■ **Supplied records**
--- --- ---
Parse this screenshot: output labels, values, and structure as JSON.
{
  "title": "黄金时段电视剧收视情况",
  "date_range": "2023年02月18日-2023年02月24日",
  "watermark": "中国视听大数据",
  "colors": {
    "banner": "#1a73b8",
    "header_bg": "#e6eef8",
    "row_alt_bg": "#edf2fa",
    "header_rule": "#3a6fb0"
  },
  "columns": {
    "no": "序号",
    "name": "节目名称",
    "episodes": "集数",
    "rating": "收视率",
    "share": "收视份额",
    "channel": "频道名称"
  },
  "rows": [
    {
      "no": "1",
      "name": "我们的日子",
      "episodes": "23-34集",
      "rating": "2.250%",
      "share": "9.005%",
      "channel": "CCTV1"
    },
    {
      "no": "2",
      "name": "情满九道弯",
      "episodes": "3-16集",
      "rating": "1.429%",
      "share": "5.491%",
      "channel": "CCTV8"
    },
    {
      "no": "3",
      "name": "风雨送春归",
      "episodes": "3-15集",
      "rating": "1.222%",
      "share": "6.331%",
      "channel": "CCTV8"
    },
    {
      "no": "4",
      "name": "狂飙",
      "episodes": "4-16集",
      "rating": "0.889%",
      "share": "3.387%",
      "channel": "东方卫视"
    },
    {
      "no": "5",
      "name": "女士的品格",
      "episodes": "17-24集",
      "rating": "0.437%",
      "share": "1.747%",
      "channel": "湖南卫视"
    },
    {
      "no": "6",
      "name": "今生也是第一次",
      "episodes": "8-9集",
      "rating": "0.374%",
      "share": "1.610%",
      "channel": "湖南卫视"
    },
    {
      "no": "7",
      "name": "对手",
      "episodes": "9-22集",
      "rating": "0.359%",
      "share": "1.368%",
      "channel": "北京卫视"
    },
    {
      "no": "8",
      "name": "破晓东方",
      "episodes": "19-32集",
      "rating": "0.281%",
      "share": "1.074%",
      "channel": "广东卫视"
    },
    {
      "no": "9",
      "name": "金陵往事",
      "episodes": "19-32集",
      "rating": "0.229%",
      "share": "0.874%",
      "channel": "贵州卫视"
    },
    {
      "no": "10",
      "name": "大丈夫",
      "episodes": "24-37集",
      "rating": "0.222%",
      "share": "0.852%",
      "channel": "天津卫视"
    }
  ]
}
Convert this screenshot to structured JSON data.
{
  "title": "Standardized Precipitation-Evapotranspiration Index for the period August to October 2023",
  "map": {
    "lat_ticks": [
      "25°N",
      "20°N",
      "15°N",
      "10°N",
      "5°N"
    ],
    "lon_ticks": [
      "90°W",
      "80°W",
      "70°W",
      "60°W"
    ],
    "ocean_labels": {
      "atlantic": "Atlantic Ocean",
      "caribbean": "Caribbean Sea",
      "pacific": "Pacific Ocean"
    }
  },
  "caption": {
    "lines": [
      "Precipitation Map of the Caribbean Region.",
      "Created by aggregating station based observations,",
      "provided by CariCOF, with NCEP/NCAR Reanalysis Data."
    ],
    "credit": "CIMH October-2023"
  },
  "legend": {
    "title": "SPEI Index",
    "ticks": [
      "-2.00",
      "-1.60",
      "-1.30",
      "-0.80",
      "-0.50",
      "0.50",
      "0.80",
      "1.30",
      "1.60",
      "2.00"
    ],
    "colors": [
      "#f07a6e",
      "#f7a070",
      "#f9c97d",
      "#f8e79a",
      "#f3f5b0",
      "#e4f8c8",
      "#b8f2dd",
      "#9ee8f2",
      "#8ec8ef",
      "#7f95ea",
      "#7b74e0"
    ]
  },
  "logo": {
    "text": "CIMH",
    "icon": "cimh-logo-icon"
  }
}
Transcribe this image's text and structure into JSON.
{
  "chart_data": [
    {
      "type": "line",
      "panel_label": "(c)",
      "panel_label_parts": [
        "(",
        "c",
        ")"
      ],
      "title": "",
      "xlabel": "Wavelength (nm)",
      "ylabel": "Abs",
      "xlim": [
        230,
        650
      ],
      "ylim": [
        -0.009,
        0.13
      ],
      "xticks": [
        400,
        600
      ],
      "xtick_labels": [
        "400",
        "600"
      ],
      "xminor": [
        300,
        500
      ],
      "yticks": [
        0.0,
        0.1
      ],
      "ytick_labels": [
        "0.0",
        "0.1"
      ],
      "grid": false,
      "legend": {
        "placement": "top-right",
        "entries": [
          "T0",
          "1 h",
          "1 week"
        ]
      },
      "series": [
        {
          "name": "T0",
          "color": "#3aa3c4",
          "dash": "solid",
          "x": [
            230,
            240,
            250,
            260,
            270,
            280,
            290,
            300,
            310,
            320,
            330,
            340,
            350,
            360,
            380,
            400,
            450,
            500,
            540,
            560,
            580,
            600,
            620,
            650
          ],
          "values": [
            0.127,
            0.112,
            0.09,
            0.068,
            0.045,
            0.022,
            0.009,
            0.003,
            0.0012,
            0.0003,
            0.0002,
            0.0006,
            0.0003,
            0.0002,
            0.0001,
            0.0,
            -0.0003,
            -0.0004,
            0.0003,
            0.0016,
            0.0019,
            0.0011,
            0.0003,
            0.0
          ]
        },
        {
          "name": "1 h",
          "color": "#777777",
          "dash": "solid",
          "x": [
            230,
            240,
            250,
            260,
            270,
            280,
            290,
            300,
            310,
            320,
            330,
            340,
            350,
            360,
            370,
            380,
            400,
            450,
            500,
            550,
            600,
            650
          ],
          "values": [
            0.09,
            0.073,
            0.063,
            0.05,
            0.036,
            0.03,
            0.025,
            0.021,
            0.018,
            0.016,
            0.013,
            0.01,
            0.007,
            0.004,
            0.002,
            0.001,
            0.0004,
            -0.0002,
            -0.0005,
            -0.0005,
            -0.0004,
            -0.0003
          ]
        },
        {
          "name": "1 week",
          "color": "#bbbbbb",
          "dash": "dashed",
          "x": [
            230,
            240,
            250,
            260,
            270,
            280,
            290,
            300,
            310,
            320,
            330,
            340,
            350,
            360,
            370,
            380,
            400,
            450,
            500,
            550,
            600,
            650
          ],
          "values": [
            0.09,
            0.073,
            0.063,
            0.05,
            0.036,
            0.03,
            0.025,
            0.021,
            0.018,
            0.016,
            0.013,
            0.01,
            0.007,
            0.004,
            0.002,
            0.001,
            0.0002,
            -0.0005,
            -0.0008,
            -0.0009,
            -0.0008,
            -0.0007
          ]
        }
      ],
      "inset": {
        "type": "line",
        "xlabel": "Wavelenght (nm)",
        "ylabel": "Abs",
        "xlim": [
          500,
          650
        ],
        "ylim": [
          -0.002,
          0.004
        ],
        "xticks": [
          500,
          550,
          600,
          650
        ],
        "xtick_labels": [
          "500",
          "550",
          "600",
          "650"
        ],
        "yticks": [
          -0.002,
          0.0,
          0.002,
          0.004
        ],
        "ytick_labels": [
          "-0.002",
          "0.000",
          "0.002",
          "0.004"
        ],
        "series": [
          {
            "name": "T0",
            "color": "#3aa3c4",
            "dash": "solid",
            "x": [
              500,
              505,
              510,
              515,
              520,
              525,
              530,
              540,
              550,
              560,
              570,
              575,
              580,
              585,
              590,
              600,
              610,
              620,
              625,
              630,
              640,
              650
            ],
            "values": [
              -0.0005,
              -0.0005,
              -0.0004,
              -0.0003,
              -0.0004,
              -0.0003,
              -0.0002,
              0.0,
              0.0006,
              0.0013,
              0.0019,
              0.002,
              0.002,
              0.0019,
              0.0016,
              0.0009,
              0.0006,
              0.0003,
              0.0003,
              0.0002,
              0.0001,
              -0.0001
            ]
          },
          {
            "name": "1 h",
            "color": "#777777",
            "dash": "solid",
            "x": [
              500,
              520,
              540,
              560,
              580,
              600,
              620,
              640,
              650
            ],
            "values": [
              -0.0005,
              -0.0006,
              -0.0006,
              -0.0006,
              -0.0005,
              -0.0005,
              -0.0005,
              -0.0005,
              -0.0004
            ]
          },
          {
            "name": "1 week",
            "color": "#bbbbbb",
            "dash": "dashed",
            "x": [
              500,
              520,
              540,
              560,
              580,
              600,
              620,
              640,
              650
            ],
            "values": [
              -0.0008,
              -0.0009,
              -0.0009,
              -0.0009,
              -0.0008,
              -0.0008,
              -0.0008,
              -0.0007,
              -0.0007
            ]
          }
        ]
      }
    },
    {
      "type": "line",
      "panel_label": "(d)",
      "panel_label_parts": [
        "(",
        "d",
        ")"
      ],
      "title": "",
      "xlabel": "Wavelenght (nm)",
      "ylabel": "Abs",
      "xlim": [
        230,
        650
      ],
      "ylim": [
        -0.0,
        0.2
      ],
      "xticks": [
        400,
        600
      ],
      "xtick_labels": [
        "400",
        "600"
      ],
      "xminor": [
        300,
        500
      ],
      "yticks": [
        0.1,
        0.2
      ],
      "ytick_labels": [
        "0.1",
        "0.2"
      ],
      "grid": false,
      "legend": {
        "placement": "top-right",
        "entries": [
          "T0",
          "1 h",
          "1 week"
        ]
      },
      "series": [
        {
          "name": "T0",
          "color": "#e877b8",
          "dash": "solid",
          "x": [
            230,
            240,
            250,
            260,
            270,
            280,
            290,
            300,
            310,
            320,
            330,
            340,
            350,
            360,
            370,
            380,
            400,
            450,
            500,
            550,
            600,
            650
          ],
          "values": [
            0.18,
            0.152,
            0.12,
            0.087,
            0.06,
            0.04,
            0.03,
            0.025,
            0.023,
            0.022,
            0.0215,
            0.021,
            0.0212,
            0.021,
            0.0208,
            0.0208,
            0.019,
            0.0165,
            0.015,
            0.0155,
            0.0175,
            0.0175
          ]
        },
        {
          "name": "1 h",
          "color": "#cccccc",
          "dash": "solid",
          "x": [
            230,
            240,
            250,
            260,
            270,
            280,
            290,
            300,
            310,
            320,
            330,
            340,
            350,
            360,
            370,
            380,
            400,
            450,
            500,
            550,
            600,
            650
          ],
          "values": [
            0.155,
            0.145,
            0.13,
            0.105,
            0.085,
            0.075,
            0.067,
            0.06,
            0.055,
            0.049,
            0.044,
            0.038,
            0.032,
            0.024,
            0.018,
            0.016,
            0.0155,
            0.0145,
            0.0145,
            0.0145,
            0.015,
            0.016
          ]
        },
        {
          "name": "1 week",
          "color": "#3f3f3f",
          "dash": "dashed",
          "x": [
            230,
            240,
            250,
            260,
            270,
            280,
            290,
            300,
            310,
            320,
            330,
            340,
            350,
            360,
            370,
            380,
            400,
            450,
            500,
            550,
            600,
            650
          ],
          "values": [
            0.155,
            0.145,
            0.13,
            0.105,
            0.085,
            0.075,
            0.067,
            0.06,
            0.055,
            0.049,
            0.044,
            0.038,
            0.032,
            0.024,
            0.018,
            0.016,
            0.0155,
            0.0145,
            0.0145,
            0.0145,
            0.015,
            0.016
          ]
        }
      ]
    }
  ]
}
--- --- ---
■ **Task description**
Lines holding the word "channel" should be counted across the entries; state only how many there are.

■ **Full solution**
11